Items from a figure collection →

— START —

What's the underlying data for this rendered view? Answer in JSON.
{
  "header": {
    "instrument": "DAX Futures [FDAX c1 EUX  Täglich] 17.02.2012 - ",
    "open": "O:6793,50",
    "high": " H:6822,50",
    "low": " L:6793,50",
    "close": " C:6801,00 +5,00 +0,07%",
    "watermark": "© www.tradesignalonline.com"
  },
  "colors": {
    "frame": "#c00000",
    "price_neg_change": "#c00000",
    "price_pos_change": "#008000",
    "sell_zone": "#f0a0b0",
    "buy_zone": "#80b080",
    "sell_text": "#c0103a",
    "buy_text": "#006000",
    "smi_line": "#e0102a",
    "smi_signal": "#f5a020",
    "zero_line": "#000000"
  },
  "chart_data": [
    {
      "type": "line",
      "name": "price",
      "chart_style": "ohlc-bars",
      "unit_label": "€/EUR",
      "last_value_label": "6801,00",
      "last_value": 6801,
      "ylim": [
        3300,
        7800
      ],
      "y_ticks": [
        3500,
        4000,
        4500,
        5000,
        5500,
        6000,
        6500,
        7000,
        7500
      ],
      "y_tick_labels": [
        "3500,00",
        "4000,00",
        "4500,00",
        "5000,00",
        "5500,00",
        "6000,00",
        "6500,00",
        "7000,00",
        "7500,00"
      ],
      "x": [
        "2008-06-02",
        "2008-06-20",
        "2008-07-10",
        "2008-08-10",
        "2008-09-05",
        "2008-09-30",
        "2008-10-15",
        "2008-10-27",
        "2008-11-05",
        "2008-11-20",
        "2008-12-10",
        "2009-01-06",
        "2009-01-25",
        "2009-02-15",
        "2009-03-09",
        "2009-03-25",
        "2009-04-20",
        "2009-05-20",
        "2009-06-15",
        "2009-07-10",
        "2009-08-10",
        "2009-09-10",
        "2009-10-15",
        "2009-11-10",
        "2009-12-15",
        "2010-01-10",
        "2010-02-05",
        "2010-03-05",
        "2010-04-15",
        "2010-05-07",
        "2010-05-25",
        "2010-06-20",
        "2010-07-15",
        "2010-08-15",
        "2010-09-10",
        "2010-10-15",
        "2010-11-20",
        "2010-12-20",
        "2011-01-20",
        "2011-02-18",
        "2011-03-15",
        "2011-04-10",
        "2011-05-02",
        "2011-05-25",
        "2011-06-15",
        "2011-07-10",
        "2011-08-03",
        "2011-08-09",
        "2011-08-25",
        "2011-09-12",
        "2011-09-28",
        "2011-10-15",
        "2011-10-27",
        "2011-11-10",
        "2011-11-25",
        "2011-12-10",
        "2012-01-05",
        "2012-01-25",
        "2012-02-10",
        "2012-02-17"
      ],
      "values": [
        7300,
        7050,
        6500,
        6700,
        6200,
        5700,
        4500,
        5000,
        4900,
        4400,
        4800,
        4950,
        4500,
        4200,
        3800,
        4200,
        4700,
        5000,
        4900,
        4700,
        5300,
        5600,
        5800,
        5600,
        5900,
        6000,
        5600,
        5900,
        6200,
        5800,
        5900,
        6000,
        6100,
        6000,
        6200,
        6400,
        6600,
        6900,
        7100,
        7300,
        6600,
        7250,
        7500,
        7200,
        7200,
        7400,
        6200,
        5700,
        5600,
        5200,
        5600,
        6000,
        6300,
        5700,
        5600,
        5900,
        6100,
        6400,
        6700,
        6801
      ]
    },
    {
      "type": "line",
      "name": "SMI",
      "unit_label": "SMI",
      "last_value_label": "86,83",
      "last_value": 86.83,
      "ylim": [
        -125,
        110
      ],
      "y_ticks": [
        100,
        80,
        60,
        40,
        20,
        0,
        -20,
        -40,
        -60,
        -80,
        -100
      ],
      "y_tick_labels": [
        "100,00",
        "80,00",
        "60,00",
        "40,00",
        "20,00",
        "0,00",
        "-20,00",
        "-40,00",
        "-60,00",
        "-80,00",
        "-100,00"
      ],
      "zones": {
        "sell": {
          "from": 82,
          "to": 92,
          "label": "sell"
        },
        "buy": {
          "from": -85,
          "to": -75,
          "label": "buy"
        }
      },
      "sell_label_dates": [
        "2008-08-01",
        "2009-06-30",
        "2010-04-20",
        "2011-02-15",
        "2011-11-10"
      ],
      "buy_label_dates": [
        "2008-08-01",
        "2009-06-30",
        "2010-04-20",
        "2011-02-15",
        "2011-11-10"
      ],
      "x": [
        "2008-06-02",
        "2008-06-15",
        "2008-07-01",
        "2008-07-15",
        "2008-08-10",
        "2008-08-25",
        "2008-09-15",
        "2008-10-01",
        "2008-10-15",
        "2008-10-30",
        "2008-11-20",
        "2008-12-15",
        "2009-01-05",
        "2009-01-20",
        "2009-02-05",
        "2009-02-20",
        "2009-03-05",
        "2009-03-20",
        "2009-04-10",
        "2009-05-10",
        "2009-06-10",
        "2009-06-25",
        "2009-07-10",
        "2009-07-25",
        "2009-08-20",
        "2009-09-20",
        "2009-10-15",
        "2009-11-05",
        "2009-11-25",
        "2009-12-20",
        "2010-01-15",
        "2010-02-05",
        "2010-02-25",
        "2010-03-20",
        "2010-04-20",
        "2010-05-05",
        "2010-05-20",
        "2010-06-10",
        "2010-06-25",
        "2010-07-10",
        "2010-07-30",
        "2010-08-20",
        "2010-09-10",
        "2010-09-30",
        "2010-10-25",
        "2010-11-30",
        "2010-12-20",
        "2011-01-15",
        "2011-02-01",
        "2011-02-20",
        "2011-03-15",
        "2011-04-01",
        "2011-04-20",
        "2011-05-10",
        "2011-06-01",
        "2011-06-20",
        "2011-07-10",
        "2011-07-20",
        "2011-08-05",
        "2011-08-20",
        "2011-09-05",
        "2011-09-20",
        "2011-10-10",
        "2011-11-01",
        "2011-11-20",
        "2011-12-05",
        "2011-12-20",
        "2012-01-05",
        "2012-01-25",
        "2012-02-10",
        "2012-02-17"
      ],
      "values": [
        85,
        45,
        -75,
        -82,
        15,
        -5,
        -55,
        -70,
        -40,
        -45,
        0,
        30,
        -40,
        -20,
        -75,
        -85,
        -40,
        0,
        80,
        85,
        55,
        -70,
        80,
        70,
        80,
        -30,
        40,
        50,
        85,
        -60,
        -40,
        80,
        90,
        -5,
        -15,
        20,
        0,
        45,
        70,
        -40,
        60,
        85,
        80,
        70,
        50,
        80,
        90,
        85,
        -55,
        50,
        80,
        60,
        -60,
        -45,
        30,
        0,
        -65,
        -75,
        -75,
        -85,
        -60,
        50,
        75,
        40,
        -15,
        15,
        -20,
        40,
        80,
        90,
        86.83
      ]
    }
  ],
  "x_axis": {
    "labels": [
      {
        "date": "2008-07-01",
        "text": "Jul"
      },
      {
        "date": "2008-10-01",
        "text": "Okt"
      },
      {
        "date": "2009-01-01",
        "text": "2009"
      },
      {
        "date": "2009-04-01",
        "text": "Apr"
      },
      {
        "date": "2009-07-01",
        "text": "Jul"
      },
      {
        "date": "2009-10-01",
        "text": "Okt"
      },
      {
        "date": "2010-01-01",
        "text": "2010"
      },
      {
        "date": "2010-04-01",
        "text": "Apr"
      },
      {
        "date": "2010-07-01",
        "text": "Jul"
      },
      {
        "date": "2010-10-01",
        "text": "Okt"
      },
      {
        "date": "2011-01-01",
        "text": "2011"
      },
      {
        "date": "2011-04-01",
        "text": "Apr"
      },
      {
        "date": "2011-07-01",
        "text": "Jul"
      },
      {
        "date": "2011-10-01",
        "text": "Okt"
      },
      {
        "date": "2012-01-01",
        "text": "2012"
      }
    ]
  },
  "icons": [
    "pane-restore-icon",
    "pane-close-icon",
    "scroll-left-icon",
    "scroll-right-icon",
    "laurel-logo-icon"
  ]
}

— END —

Task → Where a line above includes "close", copy that line.

Answer →
    "close": " C:6801,00 +5,00 +0,07%",
    "pane-close-icon",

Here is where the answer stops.